Transcribe all of the material below word for word and leave out its pictures.

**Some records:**

***

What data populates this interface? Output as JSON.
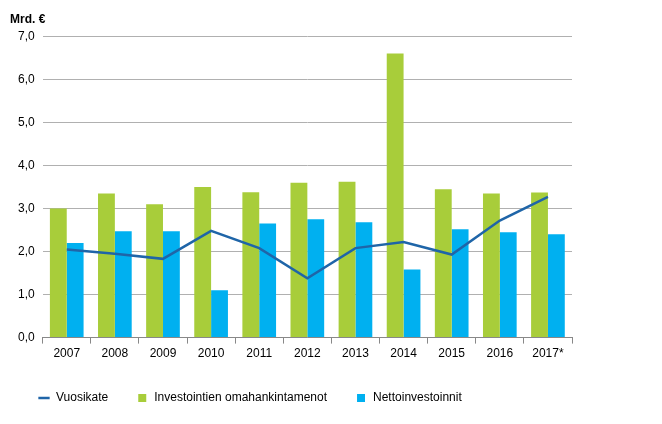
{
  "chart_data": {
    "type": "bar",
    "y_label": "Mrd. €",
    "categories": [
      "2007",
      "2008",
      "2009",
      "2010",
      "2011",
      "2012",
      "2013",
      "2014",
      "2015",
      "2016",
      "2017*"
    ],
    "series": [
      {
        "name": "Investointien omahankintamenot",
        "type": "bar",
        "color": "#a8cd3a",
        "values": [
          3.0,
          3.35,
          3.1,
          3.5,
          3.38,
          3.6,
          3.62,
          6.6,
          3.45,
          3.35,
          3.37
        ]
      },
      {
        "name": "Nettoinvestoinnit",
        "type": "bar",
        "color": "#00b0f0",
        "values": [
          2.2,
          2.47,
          2.47,
          1.1,
          2.65,
          2.75,
          2.68,
          1.58,
          2.52,
          2.45,
          2.4
        ]
      },
      {
        "name": "Vuosikate",
        "type": "line",
        "color": "#1f65a8",
        "values": [
          2.05,
          1.95,
          1.83,
          2.48,
          2.08,
          1.38,
          2.08,
          2.22,
          1.93,
          2.72,
          3.27
        ]
      }
    ],
    "ylim": [
      0,
      7
    ],
    "yticks": [
      {
        "value": 0,
        "label": "0,0"
      },
      {
        "value": 1,
        "label": "1,0"
      },
      {
        "value": 2,
        "label": "2,0"
      },
      {
        "value": 3,
        "label": "3,0"
      },
      {
        "value": 4,
        "label": "4,0"
      },
      {
        "value": 5,
        "label": "5,0"
      },
      {
        "value": 6,
        "label": "6,0"
      },
      {
        "value": 7,
        "label": "7,0"
      }
    ],
    "grid": true,
    "legend": "bottom"
  }
}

***

**Task response:**
What data populates this interface? Output as JSON.
{
  "chart_data": {
    "type": "bar",
    "y_label": "Mrd. €",
    "categories": [
      "2007",
      "2008",
      "2009",
      "2010",
      "2011",
      "2012",
      "2013",
      "2014",
      "2015",
      "2016",
      "2017*"
    ],
    "series": [
      {
        "name": "Investointien omahankintamenot",
        "type": "bar",
        "color": "#a8cd3a",
        "values": [
          3.0,
          3.35,
          3.1,
          3.5,
          3.38,
          3.6,
          3.62,
          6.6,
          3.45,
          3.35,
          3.37
        ]
      },
      {
        "name": "Nettoinvestoinnit",
        "type": "bar",
        "color": "#00b0f0",
        "values": [
          2.2,
          2.47,
          2.47,
          1.1,
          2.65,
          2.75,
          2.68,
          1.58,
          2.52,
          2.45,
          2.4
        ]
      },
      {
        "name": "Vuosikate",
        "type": "line",
        "color": "#1f65a8",
        "values": [
          2.05,
          1.95,
          1.83,
          2.48,
          2.08,
          1.38,
          2.08,
          2.22,
          1.93,
          2.72,
          3.27
        ]
      }
    ],
    "ylim": [
      0,
      7
    ],
    "yticks": [
      {
        "value": 0,
        "label": "0,0"
      },
      {
        "value": 1,
        "label": "1,0"
      },
      {
        "value": 2,
        "label": "2,0"
      },
      {
        "value": 3,
        "label": "3,0"
      },
      {
        "value": 4,
        "label": "4,0"
      },
      {
        "value": 5,
        "label": "5,0"
      },
      {
        "value": 6,
        "label": "6,0"
      },
      {
        "value": 7,
        "label": "7,0"
      }
    ],
    "grid": true,
    "legend": "bottom"
  }
}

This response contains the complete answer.